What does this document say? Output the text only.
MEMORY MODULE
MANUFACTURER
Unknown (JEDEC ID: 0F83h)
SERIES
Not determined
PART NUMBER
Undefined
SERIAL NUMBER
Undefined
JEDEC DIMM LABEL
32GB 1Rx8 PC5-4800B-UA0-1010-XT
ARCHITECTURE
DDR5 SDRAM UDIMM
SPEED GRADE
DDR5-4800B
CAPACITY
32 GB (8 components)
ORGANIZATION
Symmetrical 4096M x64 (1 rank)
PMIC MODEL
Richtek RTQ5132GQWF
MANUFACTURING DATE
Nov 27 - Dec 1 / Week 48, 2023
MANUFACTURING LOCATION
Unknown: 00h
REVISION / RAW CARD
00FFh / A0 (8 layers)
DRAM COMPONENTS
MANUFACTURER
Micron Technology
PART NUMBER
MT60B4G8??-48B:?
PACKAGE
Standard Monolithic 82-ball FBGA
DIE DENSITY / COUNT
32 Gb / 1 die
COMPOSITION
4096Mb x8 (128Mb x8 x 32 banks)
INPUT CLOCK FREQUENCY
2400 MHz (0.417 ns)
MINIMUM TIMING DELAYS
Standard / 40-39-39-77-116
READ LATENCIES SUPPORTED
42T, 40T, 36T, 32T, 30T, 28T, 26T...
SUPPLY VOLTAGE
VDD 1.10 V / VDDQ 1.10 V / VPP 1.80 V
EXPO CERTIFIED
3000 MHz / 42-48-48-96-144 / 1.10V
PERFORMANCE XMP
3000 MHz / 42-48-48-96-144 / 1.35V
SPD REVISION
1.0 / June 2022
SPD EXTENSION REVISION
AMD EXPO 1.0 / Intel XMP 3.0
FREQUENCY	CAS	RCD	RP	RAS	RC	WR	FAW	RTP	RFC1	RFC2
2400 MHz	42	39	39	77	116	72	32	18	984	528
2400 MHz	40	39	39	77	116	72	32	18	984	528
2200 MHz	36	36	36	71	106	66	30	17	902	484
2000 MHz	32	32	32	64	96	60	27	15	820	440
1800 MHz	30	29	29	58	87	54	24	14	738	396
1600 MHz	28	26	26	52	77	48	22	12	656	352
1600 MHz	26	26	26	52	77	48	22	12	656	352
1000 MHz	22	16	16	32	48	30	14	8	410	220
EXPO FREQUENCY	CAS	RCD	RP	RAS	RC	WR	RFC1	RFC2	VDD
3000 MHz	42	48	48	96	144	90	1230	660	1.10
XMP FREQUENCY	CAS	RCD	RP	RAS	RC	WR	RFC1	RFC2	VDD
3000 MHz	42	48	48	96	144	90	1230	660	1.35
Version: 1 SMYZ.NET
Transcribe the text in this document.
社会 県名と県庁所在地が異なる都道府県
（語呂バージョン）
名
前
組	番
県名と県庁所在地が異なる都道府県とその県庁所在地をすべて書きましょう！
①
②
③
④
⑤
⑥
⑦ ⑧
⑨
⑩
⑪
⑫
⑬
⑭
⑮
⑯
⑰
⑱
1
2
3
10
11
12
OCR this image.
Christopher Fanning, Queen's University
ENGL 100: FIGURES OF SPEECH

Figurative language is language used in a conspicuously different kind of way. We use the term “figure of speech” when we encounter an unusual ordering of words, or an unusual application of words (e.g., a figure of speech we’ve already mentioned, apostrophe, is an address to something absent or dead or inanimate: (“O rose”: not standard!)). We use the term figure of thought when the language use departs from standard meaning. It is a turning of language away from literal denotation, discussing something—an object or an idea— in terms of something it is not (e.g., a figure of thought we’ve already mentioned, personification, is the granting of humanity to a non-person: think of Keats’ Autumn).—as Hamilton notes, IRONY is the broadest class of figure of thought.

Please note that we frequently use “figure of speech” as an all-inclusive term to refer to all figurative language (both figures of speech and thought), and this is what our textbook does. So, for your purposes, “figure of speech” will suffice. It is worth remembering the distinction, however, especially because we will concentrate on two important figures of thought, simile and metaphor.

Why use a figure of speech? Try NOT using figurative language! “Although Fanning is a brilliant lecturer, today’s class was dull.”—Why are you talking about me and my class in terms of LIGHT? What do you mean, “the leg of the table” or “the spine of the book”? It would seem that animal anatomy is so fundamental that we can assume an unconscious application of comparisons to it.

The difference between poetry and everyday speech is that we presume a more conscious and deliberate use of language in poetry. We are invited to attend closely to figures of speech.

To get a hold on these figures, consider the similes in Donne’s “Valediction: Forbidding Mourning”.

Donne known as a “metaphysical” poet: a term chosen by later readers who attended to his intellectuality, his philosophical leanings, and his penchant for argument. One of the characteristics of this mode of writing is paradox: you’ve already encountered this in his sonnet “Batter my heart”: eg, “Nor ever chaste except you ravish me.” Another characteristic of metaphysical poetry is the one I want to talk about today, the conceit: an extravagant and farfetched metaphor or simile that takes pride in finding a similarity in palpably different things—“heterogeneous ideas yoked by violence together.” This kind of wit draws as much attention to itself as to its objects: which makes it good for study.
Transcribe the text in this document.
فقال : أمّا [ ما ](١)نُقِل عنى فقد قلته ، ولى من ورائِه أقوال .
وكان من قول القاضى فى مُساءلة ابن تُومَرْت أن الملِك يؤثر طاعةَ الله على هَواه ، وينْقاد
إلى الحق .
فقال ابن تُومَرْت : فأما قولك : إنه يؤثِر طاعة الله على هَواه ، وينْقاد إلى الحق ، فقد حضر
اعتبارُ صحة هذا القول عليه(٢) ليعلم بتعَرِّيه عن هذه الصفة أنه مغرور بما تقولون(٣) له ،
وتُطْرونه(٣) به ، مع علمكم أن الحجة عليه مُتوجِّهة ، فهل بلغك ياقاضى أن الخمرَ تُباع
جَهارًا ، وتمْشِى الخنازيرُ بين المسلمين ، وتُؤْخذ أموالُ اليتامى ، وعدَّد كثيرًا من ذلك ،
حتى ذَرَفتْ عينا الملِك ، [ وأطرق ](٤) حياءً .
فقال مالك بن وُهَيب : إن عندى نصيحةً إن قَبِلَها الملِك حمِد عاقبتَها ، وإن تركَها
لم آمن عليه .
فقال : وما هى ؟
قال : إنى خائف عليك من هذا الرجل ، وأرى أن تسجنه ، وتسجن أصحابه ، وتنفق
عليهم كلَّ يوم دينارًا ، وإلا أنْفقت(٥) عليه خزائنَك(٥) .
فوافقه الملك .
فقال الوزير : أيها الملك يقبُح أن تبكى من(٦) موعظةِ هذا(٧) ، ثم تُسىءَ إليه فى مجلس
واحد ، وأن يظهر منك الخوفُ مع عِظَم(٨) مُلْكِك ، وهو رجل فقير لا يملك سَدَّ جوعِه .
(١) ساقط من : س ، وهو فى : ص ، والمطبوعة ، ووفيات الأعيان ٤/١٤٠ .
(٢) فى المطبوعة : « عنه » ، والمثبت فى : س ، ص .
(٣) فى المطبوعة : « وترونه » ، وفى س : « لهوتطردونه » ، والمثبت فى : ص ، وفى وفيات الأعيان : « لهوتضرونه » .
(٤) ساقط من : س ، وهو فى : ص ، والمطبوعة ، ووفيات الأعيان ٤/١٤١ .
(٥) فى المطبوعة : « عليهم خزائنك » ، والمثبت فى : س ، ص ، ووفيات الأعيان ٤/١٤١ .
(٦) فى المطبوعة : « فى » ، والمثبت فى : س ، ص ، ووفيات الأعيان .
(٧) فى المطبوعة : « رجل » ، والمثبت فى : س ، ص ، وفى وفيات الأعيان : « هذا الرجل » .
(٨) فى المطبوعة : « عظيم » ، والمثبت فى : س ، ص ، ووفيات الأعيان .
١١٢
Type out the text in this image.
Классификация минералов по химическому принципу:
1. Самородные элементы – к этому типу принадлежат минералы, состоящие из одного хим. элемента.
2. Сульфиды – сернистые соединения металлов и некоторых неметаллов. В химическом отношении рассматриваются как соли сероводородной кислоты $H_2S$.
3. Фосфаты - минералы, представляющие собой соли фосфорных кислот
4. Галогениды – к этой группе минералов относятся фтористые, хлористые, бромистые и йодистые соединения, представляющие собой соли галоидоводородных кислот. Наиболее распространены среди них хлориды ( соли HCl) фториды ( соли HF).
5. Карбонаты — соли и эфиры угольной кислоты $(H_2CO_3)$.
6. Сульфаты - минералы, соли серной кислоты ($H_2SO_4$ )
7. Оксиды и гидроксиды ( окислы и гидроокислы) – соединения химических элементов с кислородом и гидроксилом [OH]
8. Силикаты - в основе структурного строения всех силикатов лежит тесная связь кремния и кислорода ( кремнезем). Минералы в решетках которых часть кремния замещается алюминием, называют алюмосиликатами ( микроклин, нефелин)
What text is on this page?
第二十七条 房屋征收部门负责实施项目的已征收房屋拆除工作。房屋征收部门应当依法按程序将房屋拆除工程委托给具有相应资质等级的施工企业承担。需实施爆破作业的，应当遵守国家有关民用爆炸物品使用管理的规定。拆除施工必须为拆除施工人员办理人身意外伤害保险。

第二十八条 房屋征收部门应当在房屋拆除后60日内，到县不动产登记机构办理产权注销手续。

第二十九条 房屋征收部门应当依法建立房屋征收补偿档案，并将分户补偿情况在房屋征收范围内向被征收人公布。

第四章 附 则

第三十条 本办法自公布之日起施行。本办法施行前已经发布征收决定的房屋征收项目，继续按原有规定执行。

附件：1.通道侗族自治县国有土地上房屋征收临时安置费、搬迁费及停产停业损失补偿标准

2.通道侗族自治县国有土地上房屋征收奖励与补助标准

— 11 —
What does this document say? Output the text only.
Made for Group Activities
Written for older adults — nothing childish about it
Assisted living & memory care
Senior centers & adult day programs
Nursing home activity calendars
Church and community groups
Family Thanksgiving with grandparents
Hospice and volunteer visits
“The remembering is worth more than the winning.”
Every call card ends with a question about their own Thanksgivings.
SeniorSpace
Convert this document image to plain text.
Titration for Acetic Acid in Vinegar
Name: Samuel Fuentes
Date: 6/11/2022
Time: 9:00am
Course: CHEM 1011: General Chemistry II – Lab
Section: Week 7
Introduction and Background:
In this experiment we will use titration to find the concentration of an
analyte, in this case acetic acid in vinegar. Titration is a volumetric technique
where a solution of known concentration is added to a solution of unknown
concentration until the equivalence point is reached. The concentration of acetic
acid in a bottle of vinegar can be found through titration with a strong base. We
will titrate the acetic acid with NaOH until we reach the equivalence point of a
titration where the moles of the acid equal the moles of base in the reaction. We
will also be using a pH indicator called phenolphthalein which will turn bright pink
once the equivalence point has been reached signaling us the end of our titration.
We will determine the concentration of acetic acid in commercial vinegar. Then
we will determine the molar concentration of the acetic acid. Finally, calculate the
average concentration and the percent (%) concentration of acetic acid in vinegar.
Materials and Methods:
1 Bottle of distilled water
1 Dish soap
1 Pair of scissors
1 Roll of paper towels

------------------------

WRITTEN INSTRUCTION — Check each line above for the word "соединения" and copy the ones that have it.

REPLY TO THE EXERCISE —
2. Сульфиды – сернистые соединения металлов и некоторых неметаллов. В химическом отношении рассматриваются как соли сероводородной кислоты $H_2S$.
4. Галогениды – к этой группе минералов относятся фтористые, хлористые, бромистые и йодистые соединения, представляющие собой соли галоидоводородных кислот. Наиболее распространены среди них хлориды ( соли HCl) фториды ( соли HF).
7. Оксиды и гидроксиды ( окислы и гидроокислы) – соединения химических элементов с кислородом и гидроксилом [OH]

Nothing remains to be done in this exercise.